* _WHAT THE TASK REQUIRES_:
Lines holding the string "screenshot" are the ones to copy from this listing.

Figure collection entries:

=-=-=-=-=

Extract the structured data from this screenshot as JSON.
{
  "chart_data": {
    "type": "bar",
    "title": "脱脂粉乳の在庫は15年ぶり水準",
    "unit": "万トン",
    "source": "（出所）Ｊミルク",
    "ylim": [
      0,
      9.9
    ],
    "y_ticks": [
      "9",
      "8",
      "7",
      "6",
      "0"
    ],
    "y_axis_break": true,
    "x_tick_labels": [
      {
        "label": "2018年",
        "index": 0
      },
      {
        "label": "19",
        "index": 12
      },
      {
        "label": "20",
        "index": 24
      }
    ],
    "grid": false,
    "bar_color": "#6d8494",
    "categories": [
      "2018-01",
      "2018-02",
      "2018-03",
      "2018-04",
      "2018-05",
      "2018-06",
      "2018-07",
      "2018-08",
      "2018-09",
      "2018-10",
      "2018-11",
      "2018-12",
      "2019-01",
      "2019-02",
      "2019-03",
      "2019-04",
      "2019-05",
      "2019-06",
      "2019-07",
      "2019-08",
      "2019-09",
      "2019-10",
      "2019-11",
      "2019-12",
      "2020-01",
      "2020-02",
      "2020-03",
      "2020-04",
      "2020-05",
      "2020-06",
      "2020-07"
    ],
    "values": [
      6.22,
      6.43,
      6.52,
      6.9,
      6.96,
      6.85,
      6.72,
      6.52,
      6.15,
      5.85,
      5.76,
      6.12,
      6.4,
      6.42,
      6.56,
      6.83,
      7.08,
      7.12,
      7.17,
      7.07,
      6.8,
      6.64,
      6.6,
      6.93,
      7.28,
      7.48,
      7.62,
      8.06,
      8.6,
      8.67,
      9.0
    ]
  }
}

=-=-=-=-=

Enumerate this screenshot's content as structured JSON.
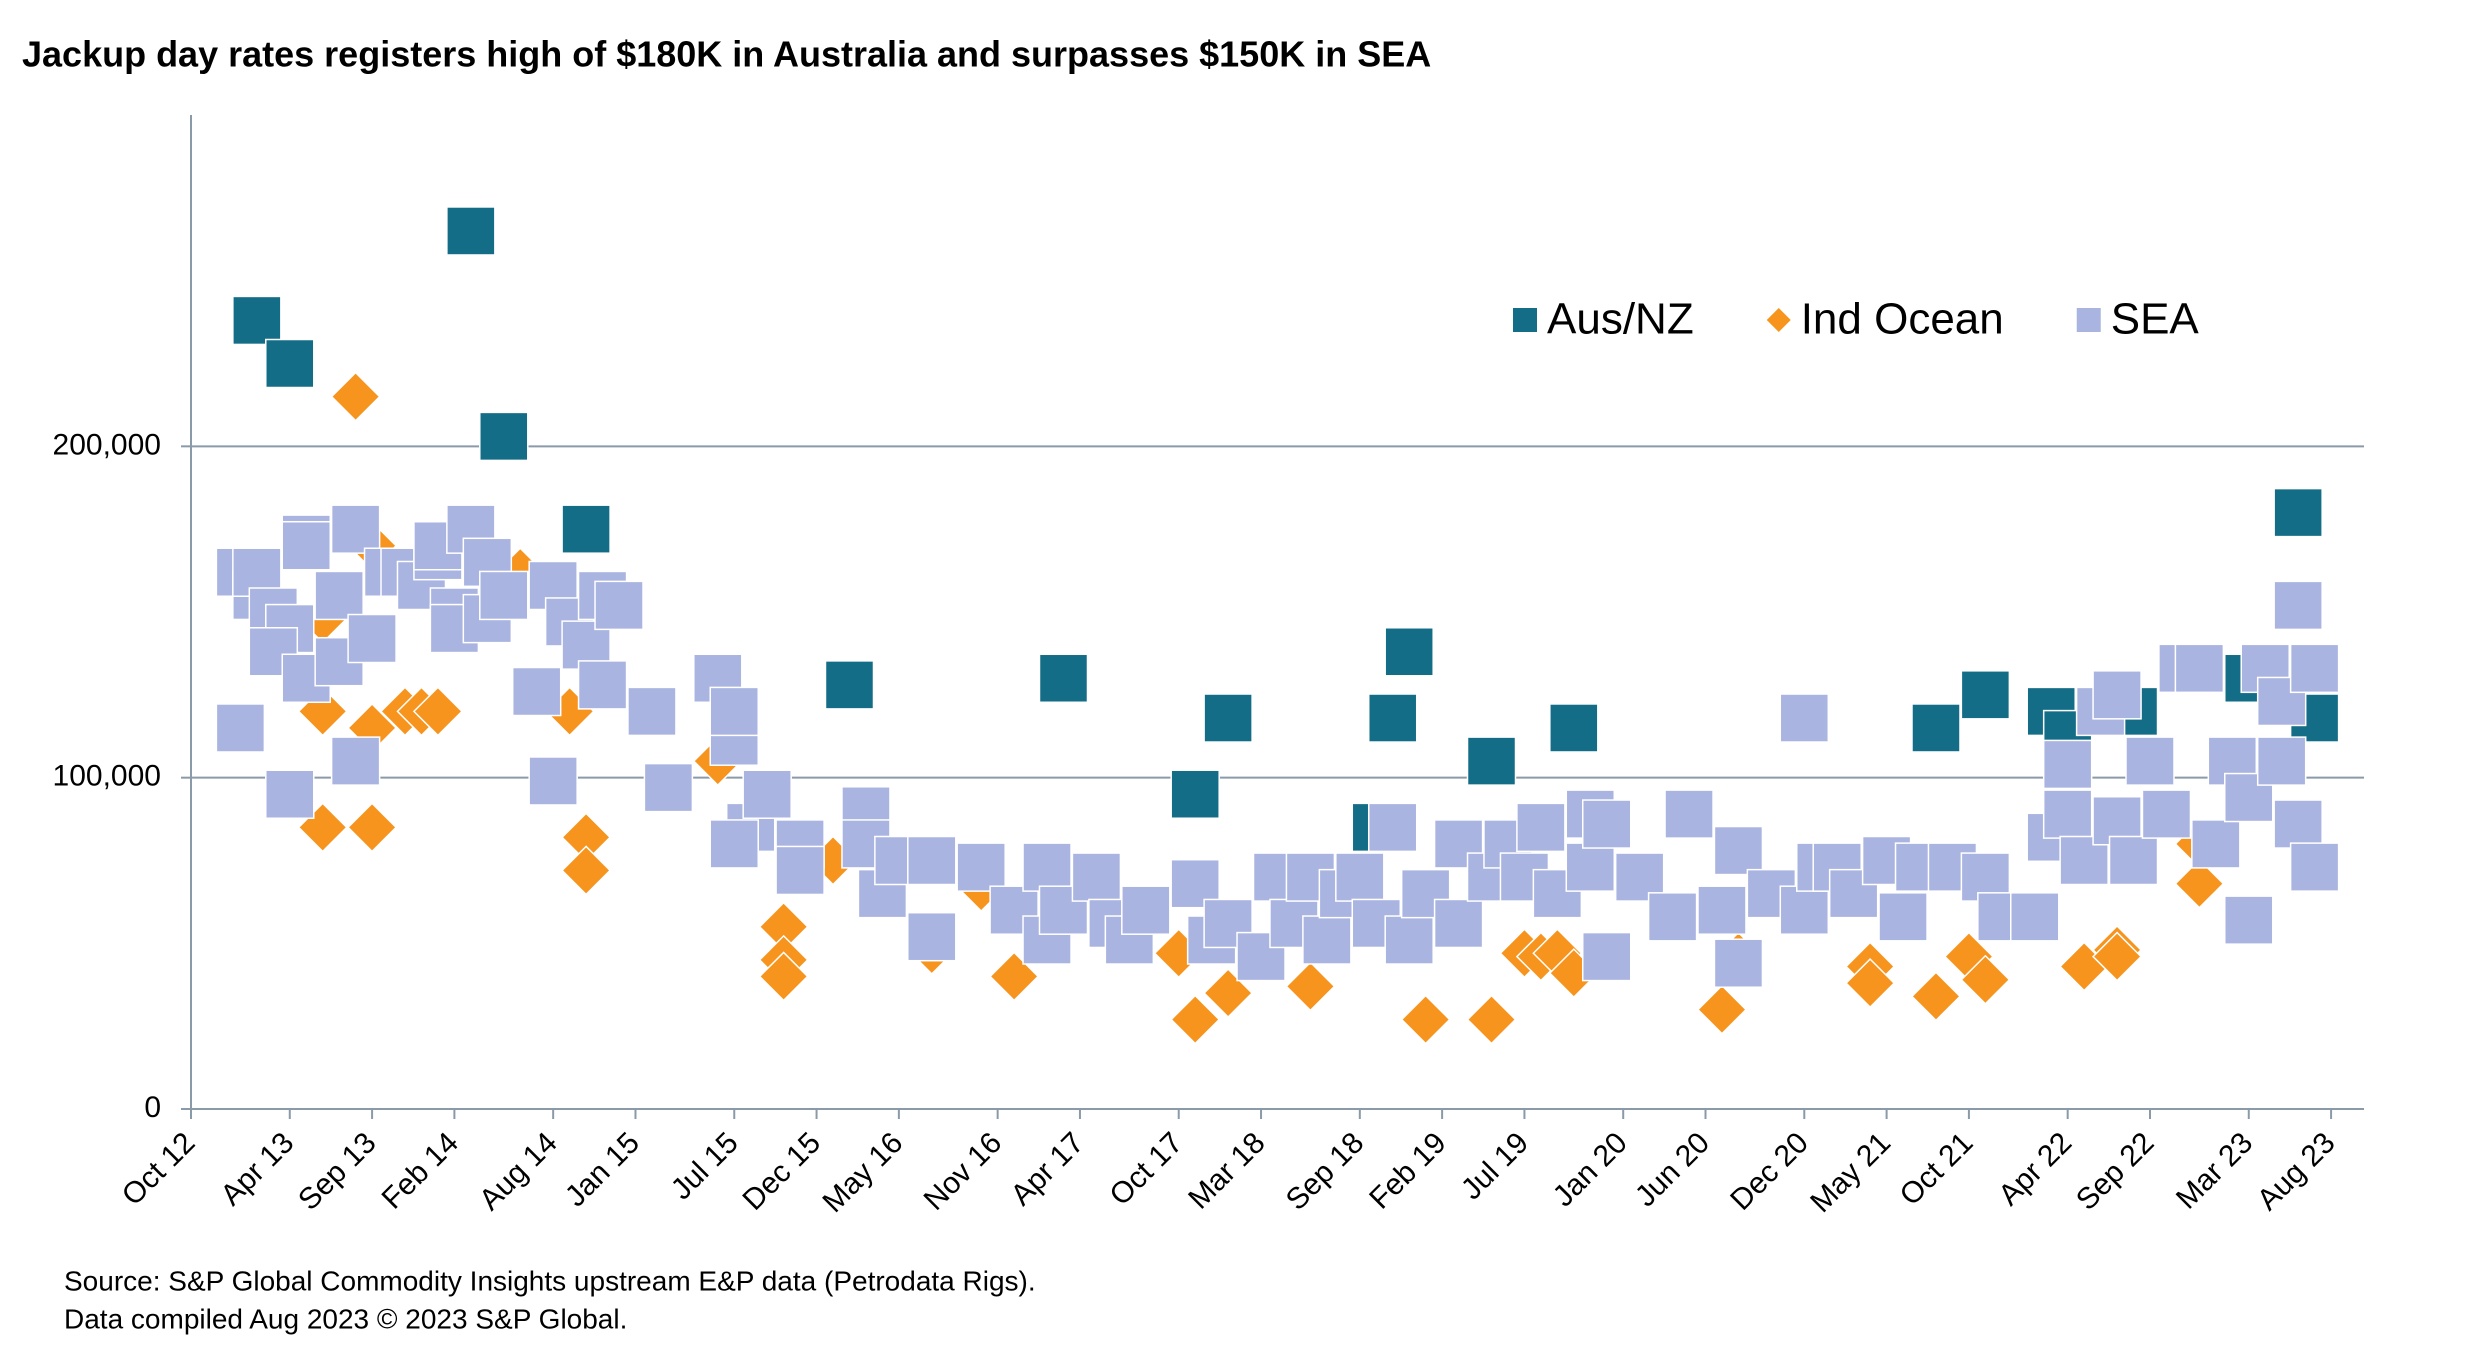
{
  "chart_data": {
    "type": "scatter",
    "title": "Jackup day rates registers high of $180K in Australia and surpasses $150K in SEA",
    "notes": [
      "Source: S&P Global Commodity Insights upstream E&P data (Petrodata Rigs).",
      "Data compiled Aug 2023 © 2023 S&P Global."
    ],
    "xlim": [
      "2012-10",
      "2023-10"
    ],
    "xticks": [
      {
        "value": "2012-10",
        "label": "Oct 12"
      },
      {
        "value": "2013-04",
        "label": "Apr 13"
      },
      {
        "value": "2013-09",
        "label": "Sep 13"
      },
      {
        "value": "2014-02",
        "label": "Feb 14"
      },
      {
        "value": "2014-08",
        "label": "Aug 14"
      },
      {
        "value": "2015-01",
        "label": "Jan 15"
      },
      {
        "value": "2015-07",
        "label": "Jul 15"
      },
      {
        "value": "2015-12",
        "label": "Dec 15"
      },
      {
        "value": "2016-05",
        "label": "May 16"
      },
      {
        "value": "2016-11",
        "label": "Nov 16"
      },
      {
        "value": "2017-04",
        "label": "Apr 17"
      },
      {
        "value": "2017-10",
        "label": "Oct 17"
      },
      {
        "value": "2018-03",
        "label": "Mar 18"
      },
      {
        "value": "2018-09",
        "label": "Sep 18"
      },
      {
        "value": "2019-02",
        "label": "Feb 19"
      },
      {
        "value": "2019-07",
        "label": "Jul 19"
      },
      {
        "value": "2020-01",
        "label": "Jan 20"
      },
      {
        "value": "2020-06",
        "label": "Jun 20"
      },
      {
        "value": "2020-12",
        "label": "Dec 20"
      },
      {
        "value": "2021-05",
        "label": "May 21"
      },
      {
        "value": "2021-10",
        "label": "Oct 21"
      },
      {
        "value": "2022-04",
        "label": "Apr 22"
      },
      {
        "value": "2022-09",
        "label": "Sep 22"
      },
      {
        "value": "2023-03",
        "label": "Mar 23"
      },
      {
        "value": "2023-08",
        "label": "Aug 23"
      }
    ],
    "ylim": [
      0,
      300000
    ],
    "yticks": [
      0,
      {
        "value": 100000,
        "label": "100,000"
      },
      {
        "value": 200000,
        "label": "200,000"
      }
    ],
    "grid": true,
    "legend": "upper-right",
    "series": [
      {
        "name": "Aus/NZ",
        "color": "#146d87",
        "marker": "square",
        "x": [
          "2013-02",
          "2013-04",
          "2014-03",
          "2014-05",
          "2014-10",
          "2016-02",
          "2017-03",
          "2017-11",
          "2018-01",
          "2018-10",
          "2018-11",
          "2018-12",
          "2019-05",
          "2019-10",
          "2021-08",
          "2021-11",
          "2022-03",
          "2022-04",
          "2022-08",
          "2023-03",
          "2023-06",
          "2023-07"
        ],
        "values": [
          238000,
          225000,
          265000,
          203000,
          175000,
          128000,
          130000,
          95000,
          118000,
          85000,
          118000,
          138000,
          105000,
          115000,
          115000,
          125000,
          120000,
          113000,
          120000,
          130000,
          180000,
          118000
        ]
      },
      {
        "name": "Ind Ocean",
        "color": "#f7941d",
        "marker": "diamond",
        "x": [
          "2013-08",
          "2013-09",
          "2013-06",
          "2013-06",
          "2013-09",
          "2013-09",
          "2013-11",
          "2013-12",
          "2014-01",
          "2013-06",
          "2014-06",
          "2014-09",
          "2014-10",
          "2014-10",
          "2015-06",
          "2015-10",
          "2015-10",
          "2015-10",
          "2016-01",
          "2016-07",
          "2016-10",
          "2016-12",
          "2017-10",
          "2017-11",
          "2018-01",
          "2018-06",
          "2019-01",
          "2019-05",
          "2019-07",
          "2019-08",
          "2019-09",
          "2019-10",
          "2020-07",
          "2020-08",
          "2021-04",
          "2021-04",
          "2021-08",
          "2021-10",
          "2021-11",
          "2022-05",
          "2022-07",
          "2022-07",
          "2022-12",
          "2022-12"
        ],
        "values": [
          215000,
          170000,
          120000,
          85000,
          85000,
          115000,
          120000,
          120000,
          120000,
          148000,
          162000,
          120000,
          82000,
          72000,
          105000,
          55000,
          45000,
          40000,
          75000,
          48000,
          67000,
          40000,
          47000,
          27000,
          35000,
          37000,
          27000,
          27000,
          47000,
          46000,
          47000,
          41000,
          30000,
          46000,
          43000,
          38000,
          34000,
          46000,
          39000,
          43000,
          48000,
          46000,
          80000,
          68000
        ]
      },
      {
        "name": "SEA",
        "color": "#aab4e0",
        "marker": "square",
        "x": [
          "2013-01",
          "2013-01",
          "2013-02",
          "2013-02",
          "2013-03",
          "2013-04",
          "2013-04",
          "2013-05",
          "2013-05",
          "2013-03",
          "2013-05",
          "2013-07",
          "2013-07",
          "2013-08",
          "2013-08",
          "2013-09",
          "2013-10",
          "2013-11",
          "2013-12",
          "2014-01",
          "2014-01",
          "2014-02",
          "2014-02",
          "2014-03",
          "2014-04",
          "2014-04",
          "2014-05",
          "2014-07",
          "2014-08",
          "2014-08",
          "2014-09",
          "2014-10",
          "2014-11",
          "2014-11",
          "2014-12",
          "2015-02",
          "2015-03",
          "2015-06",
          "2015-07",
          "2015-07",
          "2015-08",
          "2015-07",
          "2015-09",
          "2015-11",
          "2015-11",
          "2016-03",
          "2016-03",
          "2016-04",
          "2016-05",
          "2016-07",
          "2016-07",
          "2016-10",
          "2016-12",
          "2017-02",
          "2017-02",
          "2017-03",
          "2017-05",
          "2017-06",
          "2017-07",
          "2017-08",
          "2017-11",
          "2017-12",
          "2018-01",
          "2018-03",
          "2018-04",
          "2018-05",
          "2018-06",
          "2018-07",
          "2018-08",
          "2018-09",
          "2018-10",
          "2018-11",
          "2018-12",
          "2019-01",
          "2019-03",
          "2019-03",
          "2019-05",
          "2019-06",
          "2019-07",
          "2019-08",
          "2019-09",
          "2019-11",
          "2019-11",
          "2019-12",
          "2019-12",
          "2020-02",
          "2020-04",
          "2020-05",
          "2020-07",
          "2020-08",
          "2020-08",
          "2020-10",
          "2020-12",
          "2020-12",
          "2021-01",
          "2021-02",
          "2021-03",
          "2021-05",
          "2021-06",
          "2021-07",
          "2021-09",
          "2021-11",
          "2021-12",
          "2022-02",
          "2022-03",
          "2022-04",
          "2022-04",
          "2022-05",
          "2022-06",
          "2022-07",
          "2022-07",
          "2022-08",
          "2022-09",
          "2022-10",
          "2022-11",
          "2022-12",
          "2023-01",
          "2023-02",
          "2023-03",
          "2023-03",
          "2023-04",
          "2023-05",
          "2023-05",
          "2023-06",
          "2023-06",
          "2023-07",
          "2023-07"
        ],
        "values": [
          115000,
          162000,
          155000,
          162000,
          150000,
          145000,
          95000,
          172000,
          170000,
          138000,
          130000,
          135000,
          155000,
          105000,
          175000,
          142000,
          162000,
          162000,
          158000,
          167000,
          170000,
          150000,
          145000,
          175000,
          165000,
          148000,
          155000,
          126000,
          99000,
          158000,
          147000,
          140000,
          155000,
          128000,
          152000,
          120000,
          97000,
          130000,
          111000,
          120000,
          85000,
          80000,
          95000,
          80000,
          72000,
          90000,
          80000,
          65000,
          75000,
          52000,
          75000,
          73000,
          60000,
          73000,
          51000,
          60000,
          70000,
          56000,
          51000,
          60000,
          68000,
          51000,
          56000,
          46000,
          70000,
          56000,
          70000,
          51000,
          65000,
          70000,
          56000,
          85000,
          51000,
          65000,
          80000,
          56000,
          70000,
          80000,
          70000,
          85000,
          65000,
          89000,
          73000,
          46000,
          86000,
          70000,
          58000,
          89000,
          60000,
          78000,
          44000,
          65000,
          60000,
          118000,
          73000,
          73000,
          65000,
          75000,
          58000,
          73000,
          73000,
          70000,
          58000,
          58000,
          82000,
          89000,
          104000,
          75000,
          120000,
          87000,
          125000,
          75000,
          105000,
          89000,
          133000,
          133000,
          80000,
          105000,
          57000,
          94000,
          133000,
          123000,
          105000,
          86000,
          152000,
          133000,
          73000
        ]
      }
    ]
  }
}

=-=-=-=-=

* _THE REPLY_:
Extract the structured data from this screenshot as JSON.
Enumerate this screenshot's content as structured JSON.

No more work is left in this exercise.